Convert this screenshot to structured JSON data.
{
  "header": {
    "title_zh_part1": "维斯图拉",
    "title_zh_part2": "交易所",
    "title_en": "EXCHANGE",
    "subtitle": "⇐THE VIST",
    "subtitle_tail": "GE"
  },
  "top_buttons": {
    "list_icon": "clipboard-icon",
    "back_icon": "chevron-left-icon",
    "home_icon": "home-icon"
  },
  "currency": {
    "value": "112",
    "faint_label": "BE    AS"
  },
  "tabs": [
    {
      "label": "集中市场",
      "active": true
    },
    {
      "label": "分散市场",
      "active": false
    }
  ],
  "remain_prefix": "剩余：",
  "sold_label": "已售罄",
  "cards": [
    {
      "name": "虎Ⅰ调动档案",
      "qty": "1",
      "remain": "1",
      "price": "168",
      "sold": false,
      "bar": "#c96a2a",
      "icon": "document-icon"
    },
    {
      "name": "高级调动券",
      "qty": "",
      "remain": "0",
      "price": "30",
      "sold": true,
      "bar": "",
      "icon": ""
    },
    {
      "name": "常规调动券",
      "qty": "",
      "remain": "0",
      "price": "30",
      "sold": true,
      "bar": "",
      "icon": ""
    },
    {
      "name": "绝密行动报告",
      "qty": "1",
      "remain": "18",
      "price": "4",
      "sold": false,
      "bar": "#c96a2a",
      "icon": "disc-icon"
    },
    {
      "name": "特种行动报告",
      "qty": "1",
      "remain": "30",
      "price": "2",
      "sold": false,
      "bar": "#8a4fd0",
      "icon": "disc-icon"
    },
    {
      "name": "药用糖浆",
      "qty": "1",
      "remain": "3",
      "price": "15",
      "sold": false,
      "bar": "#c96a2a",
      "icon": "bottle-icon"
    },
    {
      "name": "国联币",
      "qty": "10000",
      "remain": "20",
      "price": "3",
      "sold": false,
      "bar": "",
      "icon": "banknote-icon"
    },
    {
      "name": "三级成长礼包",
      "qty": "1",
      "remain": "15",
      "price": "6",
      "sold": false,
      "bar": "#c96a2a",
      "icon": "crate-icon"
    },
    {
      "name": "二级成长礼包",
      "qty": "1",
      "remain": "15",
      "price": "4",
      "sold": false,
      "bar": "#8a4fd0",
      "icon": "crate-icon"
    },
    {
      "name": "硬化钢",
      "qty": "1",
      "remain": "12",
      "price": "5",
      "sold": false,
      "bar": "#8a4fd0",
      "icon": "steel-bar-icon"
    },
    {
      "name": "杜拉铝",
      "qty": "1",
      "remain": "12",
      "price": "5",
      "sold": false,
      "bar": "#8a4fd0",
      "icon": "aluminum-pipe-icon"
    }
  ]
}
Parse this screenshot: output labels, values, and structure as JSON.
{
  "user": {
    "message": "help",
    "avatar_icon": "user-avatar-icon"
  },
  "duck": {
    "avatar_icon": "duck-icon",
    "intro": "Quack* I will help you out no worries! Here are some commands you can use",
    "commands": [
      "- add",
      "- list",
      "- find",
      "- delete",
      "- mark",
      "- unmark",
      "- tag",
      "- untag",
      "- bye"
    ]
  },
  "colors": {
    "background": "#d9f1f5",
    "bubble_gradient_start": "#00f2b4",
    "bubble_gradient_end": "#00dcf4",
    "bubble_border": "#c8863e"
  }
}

▸ PROBLEM
Identify each line of the material where the word "JSON" shows up, and copy it.

▸ THE RESULT
Convert this screenshot to structured JSON data.
Parse this screenshot: output labels, values, and structure as JSON.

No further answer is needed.